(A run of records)
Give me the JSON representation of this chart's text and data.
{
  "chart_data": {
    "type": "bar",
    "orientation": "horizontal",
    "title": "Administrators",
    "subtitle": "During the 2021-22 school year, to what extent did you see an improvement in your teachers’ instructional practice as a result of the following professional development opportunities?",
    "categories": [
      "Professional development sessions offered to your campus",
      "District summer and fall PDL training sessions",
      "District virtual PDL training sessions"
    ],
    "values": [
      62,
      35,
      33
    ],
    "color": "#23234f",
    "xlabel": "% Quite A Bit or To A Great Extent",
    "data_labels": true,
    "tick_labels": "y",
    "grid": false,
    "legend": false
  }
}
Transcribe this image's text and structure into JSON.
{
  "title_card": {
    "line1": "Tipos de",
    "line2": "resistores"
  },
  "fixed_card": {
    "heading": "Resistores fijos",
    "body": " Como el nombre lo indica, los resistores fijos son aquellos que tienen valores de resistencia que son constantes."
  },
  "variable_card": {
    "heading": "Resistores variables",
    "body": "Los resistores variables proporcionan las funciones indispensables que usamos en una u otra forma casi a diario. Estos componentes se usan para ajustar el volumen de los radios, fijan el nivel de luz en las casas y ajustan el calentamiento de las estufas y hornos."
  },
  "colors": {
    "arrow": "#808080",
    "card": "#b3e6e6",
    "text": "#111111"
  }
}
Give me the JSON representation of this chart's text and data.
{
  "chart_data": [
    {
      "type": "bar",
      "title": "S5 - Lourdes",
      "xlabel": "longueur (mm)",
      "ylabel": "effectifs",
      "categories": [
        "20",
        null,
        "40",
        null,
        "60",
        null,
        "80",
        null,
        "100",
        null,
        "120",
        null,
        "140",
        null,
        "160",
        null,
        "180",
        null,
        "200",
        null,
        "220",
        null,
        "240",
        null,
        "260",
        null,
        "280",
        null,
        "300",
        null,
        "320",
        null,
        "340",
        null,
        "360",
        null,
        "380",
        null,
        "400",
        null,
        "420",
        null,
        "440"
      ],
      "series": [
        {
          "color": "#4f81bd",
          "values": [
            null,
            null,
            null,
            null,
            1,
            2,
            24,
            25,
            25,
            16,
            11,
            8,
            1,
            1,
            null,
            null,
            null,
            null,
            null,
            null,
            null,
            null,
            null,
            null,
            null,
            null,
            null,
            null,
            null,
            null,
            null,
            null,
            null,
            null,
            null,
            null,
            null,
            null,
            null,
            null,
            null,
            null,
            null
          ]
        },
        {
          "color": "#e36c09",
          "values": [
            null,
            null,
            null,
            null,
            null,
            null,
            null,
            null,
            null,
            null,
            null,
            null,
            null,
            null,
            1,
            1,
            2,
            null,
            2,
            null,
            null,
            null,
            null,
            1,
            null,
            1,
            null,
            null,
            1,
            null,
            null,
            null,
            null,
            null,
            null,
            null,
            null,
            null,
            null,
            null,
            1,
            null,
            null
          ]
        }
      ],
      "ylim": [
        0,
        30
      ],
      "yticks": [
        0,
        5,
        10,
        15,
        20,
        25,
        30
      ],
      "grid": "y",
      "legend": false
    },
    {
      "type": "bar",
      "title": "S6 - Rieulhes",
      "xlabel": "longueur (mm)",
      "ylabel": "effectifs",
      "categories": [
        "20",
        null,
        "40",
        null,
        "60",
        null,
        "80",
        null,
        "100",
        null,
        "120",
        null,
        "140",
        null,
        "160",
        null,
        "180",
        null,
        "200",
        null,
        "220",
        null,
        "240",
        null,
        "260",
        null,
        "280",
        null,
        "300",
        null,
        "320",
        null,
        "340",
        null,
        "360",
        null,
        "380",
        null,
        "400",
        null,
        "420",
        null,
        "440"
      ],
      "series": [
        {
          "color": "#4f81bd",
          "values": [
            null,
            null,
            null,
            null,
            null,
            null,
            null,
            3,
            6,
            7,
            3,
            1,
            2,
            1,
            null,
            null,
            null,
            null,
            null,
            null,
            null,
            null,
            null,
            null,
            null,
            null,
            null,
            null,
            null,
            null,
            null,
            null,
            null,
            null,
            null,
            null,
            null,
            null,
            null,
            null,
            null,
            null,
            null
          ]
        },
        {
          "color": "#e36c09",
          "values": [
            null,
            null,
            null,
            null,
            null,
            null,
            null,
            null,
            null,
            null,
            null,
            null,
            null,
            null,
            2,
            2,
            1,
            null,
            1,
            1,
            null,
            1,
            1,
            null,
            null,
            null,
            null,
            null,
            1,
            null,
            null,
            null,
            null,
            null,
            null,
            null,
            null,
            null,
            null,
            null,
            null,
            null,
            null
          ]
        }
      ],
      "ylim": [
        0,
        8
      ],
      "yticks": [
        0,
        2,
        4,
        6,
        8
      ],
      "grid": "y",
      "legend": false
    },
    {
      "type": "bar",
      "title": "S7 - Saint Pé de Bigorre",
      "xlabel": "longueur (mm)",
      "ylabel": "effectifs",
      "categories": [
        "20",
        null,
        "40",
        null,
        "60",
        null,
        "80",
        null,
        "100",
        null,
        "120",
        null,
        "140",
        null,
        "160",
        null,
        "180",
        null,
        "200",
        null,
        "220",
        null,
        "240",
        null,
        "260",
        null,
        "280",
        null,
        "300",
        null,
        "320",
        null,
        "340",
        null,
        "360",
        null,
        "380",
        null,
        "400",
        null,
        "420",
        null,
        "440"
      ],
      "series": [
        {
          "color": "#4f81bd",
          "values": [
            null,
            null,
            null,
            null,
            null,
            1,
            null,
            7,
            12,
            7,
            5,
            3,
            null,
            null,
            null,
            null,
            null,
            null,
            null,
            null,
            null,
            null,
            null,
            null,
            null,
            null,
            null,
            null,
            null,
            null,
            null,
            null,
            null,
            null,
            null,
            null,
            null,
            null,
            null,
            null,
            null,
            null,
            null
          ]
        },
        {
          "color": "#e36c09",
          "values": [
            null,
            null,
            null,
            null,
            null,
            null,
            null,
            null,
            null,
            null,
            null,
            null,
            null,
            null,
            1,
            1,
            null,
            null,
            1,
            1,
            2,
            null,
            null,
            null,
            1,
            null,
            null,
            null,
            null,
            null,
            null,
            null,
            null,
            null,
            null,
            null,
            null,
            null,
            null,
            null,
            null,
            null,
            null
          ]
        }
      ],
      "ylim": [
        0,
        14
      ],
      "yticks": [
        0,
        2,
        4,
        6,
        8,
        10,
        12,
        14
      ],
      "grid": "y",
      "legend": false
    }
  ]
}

*GIVEN INSTRUCTION*
Make an exact copy of every line in the data.

*EXERCISE RESULT*
Give me the JSON representation of this chart's text and data.
{
  "chart_data": {
    "type": "bar",
    "orientation": "horizontal",
    "title": "Administrators",
    "subtitle": "During the 2021-22 school year, to what extent did you see an improvement in your teachers’ instructional practice as a result of the following professional development opportunities?",
    "categories": [
      "Professional development sessions offered to your campus",
      "District summer and fall PDL training sessions",
      "District virtual PDL training sessions"
    ],
    "values": [
      62,
      35,
      33
    ],
    "color": "#23234f",
    "xlabel": "% Quite A Bit or To A Great Extent",
    "data_labels": true,
    "tick_labels": "y",
    "grid": false,
    "legend": false
  }
}
Transcribe this image's text and structure into JSON.
{
  "title_card": {
    "line1": "Tipos de",
    "line2": "resistores"
  },
  "fixed_card": {
    "heading": "Resistores fijos",
    "body": " Como el nombre lo indica, los resistores fijos son aquellos que tienen valores de resistencia que son constantes."
  },
  "variable_card": {
    "heading": "Resistores variables",
    "body": "Los resistores variables proporcionan las funciones indispensables que usamos en una u otra forma casi a diario. Estos componentes se usan para ajustar el volumen de los radios, fijan el nivel de luz en las casas y ajustan el calentamiento de las estufas y hornos."
  },
  "colors": {
    "arrow": "#808080",
    "card": "#b3e6e6",
    "text": "#111111"
  }
}
Give me the JSON representation of this chart's text and data.
{
  "chart_data": [
    {
      "type": "bar",
      "title": "S5 - Lourdes",
      "xlabel": "longueur (mm)",
      "ylabel": "effectifs",
      "categories": [
        "20",
        null,
        "40",
        null,
        "60",
        null,
        "80",
        null,
        "100",
        null,
        "120",
        null,
        "140",
        null,
        "160",
        null,
        "180",
        null,
        "200",
        null,
        "220",
        null,
        "240",
        null,
        "260",
        null,
        "280",
        null,
        "300",
        null,
        "320",
        null,
        "340",
        null,
        "360",
        null,
        "380",
        null,
        "400",
        null,
        "420",
        null,
        "440"
      ],
      "series": [
        {
          "color": "#4f81bd",
          "values": [
            null,
            null,
            null,
            null,
            1,
            2,
            24,
            25,
            25,
            16,
            11,
            8,
            1,
            1,
            null,
            null,
            null,
            null,
            null,
            null,
            null,
            null,
            null,
            null,
            null,
            null,
            null,
            null,
            null,
            null,
            null,
            null,
            null,
            null,
            null,
            null,
            null,
            null,
            null,
            null,
            null,
            null,
            null
          ]
        },
        {
          "color": "#e36c09",
          "values": [
            null,
            null,
            null,
            null,
            null,
            null,
            null,
            null,
            null,
            null,
            null,
            null,
            null,
            null,
            1,
            1,
            2,
            null,
            2,
            null,
            null,
            null,
            null,
            1,
            null,
            1,
            null,
            null,
            1,
            null,
            null,
            null,
            null,
            null,
            null,
            null,
            null,
            null,
            null,
            null,
            1,
            null,
            null
          ]
        }
      ],
      "ylim": [
        0,
        30
      ],
      "yticks": [
        0,
        5,
        10,
        15,
        20,
        25,
        30
      ],
      "grid": "y",
      "legend": false
    },
    {
      "type": "bar",
      "title": "S6 - Rieulhes",
      "xlabel": "longueur (mm)",
      "ylabel": "effectifs",
      "categories": [
        "20",
        null,
        "40",
        null,
        "60",
        null,
        "80",
        null,
        "100",
        null,
        "120",
        null,
        "140",
        null,
        "160",
        null,
        "180",
        null,
        "200",
        null,
        "220",
        null,
        "240",
        null,
        "260",
        null,
        "280",
        null,
        "300",
        null,
        "320",
        null,
        "340",
        null,
        "360",
        null,
        "380",
        null,
        "400",
        null,
        "420",
        null,
        "440"
      ],
      "series": [
        {
          "color": "#4f81bd",
          "values": [
            null,
            null,
            null,
            null,
            null,
            null,
            null,
            3,
            6,
            7,
            3,
            1,
            2,
            1,
            null,
            null,
            null,
            null,
            null,
            null,
            null,
            null,
            null,
            null,
            null,
            null,
            null,
            null,
            null,
            null,
            null,
            null,
            null,
            null,
            null,
            null,
            null,
            null,
            null,
            null,
            null,
            null,
            null
          ]
        },
        {
          "color": "#e36c09",
          "values": [
            null,
            null,
            null,
            null,
            null,
            null,
            null,
            null,
            null,
            null,
            null,
            null,
            null,
            null,
            2,
            2,
            1,
            null,
            1,
            1,
            null,
            1,
            1,
            null,
            null,
            null,
            null,
            null,
            1,
            null,
            null,
            null,
            null,
            null,
            null,
            null,
            null,
            null,
            null,
            null,
            null,
            null,
            null
          ]
        }
      ],
      "ylim": [
        0,
        8
      ],
      "yticks": [
        0,
        2,
        4,
        6,
        8
      ],
      "grid": "y",
      "legend": false
    },
    {
      "type": "bar",
      "title": "S7 - Saint Pé de Bigorre",
      "xlabel": "longueur (mm)",
      "ylabel": "effectifs",
      "categories": [
        "20",
        null,
        "40",
        null,
        "60",
        null,
        "80",
        null,
        "100",
        null,
        "120",
        null,
        "140",
        null,
        "160",
        null,
        "180",
        null,
        "200",
        null,
        "220",
        null,
        "240",
        null,
        "260",
        null,
        "280",
        null,
        "300",
        null,
        "320",
        null,
        "340",
        null,
        "360",
        null,
        "380",
        null,
        "400",
        null,
        "420",
        null,
        "440"
      ],
      "series": [
        {
          "color": "#4f81bd",
          "values": [
            null,
            null,
            null,
            null,
            null,
            1,
            null,
            7,
            12,
            7,
            5,
            3,
            null,
            null,
            null,
            null,
            null,
            null,
            null,
            null,
            null,
            null,
            null,
            null,
            null,
            null,
            null,
            null,
            null,
            null,
            null,
            null,
            null,
            null,
            null,
            null,
            null,
            null,
            null,
            null,
            null,
            null,
            null
          ]
        },
        {
          "color": "#e36c09",
          "values": [
            null,
            null,
            null,
            null,
            null,
            null,
            null,
            null,
            null,
            null,
            null,
            null,
            null,
            null,
            1,
            1,
            null,
            null,
            1,
            1,
            2,
            null,
            null,
            null,
            1,
            null,
            null,
            null,
            null,
            null,
            null,
            null,
            null,
            null,
            null,
            null,
            null,
            null,
            null,
            null,
            null,
            null,
            null
          ]
        }
      ],
      "ylim": [
        0,
        14
      ],
      "yticks": [
        0,
        2,
        4,
        6,
        8,
        10,
        12,
        14
      ],
      "grid": "y",
      "legend": false
    }
  ]
}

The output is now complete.